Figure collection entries
——

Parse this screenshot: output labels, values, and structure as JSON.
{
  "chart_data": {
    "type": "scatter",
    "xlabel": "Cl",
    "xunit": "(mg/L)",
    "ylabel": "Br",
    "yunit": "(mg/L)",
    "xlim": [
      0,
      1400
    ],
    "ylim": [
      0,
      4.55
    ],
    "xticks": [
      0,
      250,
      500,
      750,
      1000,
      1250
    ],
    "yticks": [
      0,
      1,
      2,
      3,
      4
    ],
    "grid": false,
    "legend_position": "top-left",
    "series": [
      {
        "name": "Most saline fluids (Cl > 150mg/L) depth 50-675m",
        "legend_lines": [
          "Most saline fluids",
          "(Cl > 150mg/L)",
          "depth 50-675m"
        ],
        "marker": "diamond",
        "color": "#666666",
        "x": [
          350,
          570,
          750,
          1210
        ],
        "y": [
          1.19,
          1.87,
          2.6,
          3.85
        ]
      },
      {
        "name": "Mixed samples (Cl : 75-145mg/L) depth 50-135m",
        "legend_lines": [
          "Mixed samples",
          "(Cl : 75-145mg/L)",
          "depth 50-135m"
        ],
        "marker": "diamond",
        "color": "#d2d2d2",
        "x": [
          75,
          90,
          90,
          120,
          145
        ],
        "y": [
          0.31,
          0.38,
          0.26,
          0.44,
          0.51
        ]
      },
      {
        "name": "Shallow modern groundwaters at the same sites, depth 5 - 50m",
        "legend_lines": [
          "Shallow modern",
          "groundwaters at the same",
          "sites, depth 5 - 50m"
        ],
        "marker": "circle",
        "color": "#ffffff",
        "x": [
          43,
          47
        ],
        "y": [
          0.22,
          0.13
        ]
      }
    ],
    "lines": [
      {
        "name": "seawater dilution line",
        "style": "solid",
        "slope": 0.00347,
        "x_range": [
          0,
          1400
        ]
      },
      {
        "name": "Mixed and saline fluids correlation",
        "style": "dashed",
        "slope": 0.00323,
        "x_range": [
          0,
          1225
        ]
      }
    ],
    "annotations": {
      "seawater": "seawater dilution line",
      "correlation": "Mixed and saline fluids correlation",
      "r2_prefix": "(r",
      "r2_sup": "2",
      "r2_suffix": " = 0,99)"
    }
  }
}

——

__Task to complete__: Retype all the records, matching them exactly.

__Exercise answer__:
Parse this screenshot: output labels, values, and structure as JSON.
{
  "chart_data": {
    "type": "scatter",
    "xlabel": "Cl",
    "xunit": "(mg/L)",
    "ylabel": "Br",
    "yunit": "(mg/L)",
    "xlim": [
      0,
      1400
    ],
    "ylim": [
      0,
      4.55
    ],
    "xticks": [
      0,
      250,
      500,
      750,
      1000,
      1250
    ],
    "yticks": [
      0,
      1,
      2,
      3,
      4
    ],
    "grid": false,
    "legend_position": "top-left",
    "series": [
      {
        "name": "Most saline fluids (Cl > 150mg/L) depth 50-675m",
        "legend_lines": [
          "Most saline fluids",
          "(Cl > 150mg/L)",
          "depth 50-675m"
        ],
        "marker": "diamond",
        "color": "#666666",
        "x": [
          350,
          570,
          750,
          1210
        ],
        "y": [
          1.19,
          1.87,
          2.6,
          3.85
        ]
      },
      {
        "name": "Mixed samples (Cl : 75-145mg/L) depth 50-135m",
        "legend_lines": [
          "Mixed samples",
          "(Cl : 75-145mg/L)",
          "depth 50-135m"
        ],
        "marker": "diamond",
        "color": "#d2d2d2",
        "x": [
          75,
          90,
          90,
          120,
          145
        ],
        "y": [
          0.31,
          0.38,
          0.26,
          0.44,
          0.51
        ]
      },
      {
        "name": "Shallow modern groundwaters at the same sites, depth 5 - 50m",
        "legend_lines": [
          "Shallow modern",
          "groundwaters at the same",
          "sites, depth 5 - 50m"
        ],
        "marker": "circle",
        "color": "#ffffff",
        "x": [
          43,
          47
        ],
        "y": [
          0.22,
          0.13
        ]
      }
    ],
    "lines": [
      {
        "name": "seawater dilution line",
        "style": "solid",
        "slope": 0.00347,
        "x_range": [
          0,
          1400
        ]
      },
      {
        "name": "Mixed and saline fluids correlation",
        "style": "dashed",
        "slope": 0.00323,
        "x_range": [
          0,
          1225
        ]
      }
    ],
    "annotations": {
      "seawater": "seawater dilution line",
      "correlation": "Mixed and saline fluids correlation",
      "r2_prefix": "(r",
      "r2_sup": "2",
      "r2_suffix": " = 0,99)"
    }
  }
}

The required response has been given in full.